----- Input for this task -----
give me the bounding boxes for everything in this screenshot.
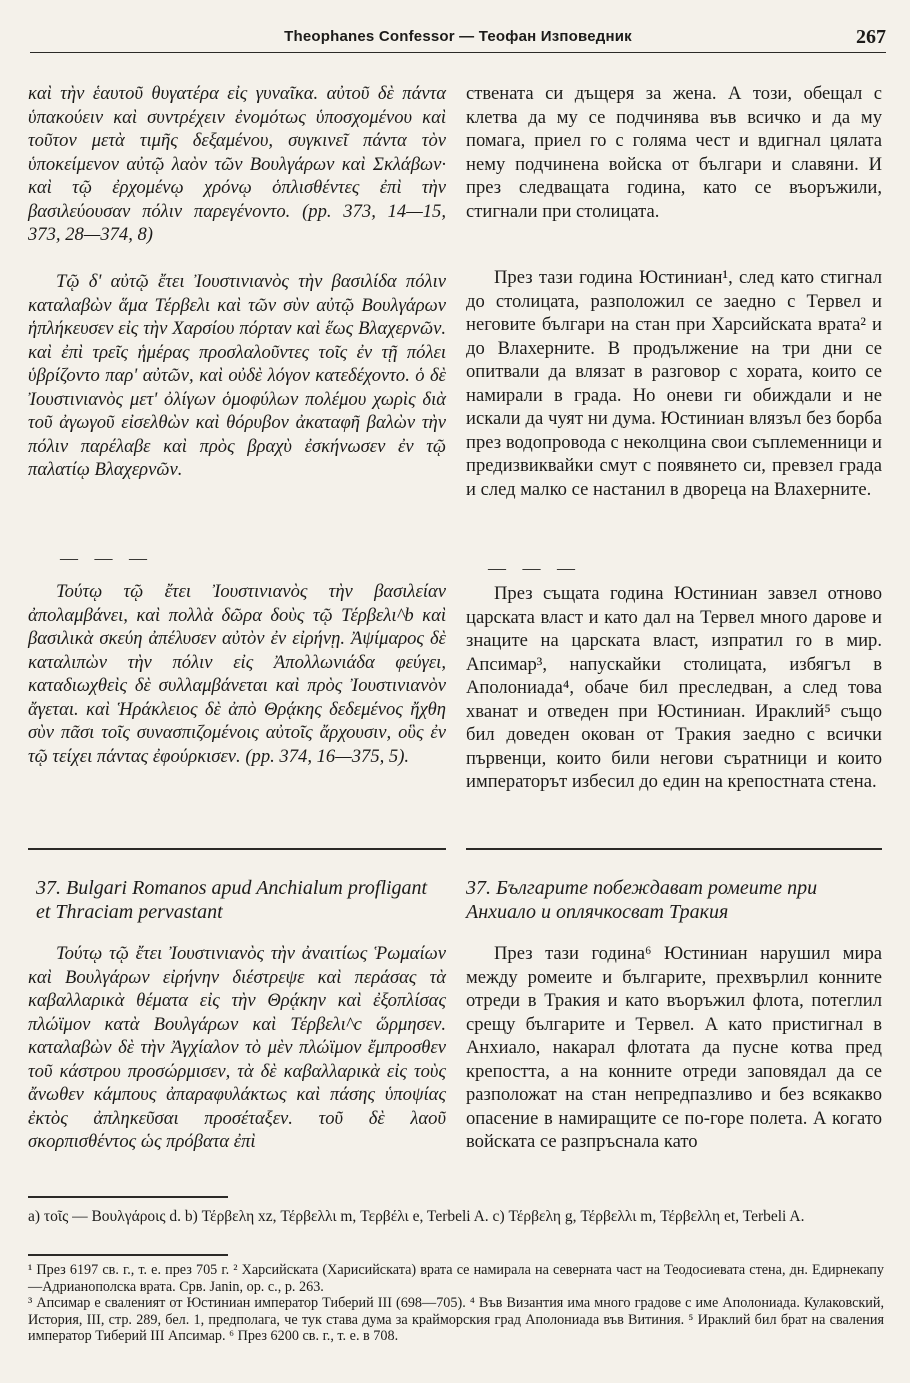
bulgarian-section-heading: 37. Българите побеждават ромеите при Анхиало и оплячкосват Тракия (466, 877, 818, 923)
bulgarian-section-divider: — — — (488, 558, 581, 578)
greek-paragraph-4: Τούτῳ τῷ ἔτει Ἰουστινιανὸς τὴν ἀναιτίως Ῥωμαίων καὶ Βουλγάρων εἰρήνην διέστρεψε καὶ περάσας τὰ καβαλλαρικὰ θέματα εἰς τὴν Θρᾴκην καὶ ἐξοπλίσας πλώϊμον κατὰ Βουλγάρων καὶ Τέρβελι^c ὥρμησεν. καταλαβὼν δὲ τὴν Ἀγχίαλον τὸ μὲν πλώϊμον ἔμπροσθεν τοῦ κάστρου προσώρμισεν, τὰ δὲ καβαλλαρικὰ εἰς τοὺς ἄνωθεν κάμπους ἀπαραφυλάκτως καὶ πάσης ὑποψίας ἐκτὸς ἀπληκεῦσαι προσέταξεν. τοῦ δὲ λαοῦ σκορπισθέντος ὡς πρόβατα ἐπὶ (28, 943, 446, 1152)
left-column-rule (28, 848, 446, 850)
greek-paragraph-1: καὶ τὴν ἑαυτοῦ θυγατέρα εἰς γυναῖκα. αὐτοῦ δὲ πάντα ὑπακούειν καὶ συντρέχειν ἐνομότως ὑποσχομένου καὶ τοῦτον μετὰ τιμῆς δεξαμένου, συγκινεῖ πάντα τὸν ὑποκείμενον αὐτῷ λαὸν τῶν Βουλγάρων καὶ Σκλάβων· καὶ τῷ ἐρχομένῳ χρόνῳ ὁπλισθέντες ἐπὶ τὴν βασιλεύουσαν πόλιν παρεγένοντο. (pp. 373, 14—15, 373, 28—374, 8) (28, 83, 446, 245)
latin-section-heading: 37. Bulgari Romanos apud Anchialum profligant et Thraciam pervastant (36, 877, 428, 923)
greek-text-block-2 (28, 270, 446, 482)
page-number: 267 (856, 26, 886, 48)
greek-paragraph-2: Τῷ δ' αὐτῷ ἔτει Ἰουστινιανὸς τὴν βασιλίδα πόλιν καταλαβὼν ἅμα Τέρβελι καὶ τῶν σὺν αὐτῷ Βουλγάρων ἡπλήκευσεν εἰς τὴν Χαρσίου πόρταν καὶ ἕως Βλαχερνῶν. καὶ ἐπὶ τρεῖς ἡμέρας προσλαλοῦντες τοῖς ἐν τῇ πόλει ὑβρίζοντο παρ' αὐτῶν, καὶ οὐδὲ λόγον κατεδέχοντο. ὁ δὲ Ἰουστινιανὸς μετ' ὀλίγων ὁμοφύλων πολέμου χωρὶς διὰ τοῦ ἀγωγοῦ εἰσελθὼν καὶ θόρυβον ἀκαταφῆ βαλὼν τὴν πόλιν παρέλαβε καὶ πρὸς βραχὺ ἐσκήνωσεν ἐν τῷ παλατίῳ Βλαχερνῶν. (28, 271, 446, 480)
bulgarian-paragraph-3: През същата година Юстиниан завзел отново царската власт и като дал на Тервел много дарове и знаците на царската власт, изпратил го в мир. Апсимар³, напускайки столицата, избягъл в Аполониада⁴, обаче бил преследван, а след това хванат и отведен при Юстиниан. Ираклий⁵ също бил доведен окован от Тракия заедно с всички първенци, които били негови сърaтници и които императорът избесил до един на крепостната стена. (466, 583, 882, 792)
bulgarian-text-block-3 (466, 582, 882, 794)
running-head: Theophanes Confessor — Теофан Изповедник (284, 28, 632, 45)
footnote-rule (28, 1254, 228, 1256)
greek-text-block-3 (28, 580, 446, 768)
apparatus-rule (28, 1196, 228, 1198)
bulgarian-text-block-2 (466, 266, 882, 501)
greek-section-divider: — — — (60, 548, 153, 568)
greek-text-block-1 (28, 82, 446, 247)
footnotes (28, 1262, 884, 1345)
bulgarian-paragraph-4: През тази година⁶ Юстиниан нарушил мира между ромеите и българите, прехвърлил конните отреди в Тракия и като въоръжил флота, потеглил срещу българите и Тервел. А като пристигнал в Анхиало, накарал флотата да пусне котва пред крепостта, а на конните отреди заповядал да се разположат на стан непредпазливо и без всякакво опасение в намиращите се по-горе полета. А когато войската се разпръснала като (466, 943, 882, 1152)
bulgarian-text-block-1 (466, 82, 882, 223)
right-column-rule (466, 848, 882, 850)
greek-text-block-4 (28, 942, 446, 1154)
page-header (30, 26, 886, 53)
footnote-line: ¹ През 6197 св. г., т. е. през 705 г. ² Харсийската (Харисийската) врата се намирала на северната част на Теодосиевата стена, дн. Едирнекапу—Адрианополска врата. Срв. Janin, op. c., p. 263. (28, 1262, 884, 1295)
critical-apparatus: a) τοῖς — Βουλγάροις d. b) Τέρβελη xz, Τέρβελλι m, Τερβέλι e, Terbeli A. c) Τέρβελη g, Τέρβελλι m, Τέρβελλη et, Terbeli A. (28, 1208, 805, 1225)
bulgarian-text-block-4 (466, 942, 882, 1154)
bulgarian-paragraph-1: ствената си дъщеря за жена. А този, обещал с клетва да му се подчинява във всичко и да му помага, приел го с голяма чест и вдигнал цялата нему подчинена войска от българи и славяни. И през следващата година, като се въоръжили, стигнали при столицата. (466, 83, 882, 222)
-----
> **Directions**
Recast every line of the records above as a numbered list, omitting blank lines and any picture placeholders.

> **Response to the task**
1. give me the bounding boxes for everything in this screenshot.
2. bulgarian-section-heading: 37. Българите побеждават ромеите при Анхиало и оплячкосват Тракия (466, 877, 818, 923)
3. bulgarian-section-divider: — — — (488, 558, 581, 578)
4. greek-paragraph-4: Τούτῳ τῷ ἔτει Ἰουστινιανὸς τὴν ἀναιτίως Ῥωμαίων καὶ Βουλγάρων εἰρήνην διέστρεψε καὶ περάσας τὰ καβαλλαρικὰ θέματα εἰς τὴν Θρᾴκην καὶ ἐξοπλίσας πλώϊμον κατὰ Βουλγάρων καὶ Τέρβελι^c ὥρμησεν. καταλαβὼν δὲ τὴν Ἀγχίαλον τὸ μὲν πλώϊμον ἔμπροσθεν τοῦ κάστρου προσώρμισεν, τὰ δὲ καβαλλαρικὰ εἰς τοὺς ἄνωθεν κάμπους ἀπαραφυλάκτως καὶ πάσης ὑποψίας ἐκτὸς ἀπληκεῦσαι προσέταξεν. τοῦ δὲ λαοῦ σκορπισθέντος ὡς πρόβατα ἐπὶ (28, 943, 446, 1152)
5. left-column-rule (28, 848, 446, 850)
6. greek-paragraph-1: καὶ τὴν ἑαυτοῦ θυγατέρα εἰς γυναῖκα. αὐτοῦ δὲ πάντα ὑπακούειν καὶ συντρέχειν ἐνομότως ὑποσχομένου καὶ τοῦτον μετὰ τιμῆς δεξαμένου, συγκινεῖ πάντα τὸν ὑποκείμενον αὐτῷ λαὸν τῶν Βουλγάρων καὶ Σκλάβων· καὶ τῷ ἐρχομένῳ χρόνῳ ὁπλισθέντες ἐπὶ τὴν βασιλεύουσαν πόλιν παρεγένοντο. (pp. 373, 14—15, 373, 28—374, 8) (28, 83, 446, 245)
7. latin-section-heading: 37. Bulgari Romanos apud Anchialum profligant et Thraciam pervastant (36, 877, 428, 923)
8. greek-text-block-2 (28, 270, 446, 482)
9. page-number: 267 (856, 26, 886, 48)
10. greek-paragraph-2: Τῷ δ' αὐτῷ ἔτει Ἰουστινιανὸς τὴν βασιλίδα πόλιν καταλαβὼν ἅμα Τέρβελι καὶ τῶν σὺν αὐτῷ Βουλγάρων ἡπλήκευσεν εἰς τὴν Χαρσίου πόρταν καὶ ἕως Βλαχερνῶν. καὶ ἐπὶ τρεῖς ἡμέρας προσλαλοῦντες τοῖς ἐν τῇ πόλει ὑβρίζοντο παρ' αὐτῶν, καὶ οὐδὲ λόγον κατεδέχοντο. ὁ δὲ Ἰουστινιανὸς μετ' ὀλίγων ὁμοφύλων πολέμου χωρὶς διὰ τοῦ ἀγωγοῦ εἰσελθὼν καὶ θόρυβον ἀκαταφῆ βαλὼν τὴν πόλιν παρέλαβε καὶ πρὸς βραχὺ ἐσκήνωσεν ἐν τῷ παλατίῳ Βλαχερνῶν. (28, 271, 446, 480)
11. bulgarian-paragraph-3: През същата година Юстиниан завзел отново царската власт и като дал на Тервел много дарове и знаците на царската власт, изпратил го в мир. Апсимар³, напускайки столицата, избягъл в Аполониада⁴, обаче бил преследван, а след това хванат и отведен при Юстиниан. Ираклий⁵ също бил доведен окован от Тракия заедно с всички първенци, които били негови сърaтници и които императорът избесил до един на крепостната стена. (466, 583, 882, 792)
12. bulgarian-text-block-3 (466, 582, 882, 794)
13. running-head: Theophanes Confessor — Теофан Изповедник (284, 28, 632, 45)
14. footnote-rule (28, 1254, 228, 1256)
15. greek-text-block-3 (28, 580, 446, 768)
16. apparatus-rule (28, 1196, 228, 1198)
17. bulgarian-text-block-2 (466, 266, 882, 501)
18. greek-section-divider: — — — (60, 548, 153, 568)
19. greek-text-block-1 (28, 82, 446, 247)
20. footnotes (28, 1262, 884, 1345)
21. bulgarian-paragraph-4: През тази година⁶ Юстиниан нарушил мира между ромеите и българите, прехвърлил конните отреди в Тракия и като въоръжил флота, потеглил срещу българите и Тервел. А като пристигнал в Анхиало, накарал флотата да пусне котва пред крепостта, а на конните отреди заповядал да се разположат на стан непредпазливо и без всякакво опасение в намиращите се по-горе полета. А когато войската се разпръснала като (466, 943, 882, 1152)
22. bulgarian-text-block-1 (466, 82, 882, 223)
23. right-column-rule (466, 848, 882, 850)
24. greek-text-block-4 (28, 942, 446, 1154)
25. page-header (30, 26, 886, 53)
26. footnote-line: ¹ През 6197 св. г., т. е. през 705 г. ² Харсийската (Харисийската) врата се намирала на северната част на Теодосиевата стена, дн. Едирнекапу—Адрианополска врата. Срв. Janin, op. c., p. 263. (28, 1262, 884, 1295)
27. critical-apparatus: a) τοῖς — Βουλγάροις d. b) Τέρβελη xz, Τέρβελλι m, Τερβέλι e, Terbeli A. c) Τέρβελη g, Τέρβελλι m, Τέρβελλη et, Terbeli A. (28, 1208, 805, 1225)
28. bulgarian-text-block-4 (466, 942, 882, 1154)
29. bulgarian-paragraph-1: ствената си дъщеря за жена. А този, обещал с клетва да му се подчинява във всичко и да му помага, приел го с голяма чест и вдигнал цялата нему подчинена войска от българи и славяни. И през следващата година, като се въоръжили, стигнали при столицата. (466, 83, 882, 222)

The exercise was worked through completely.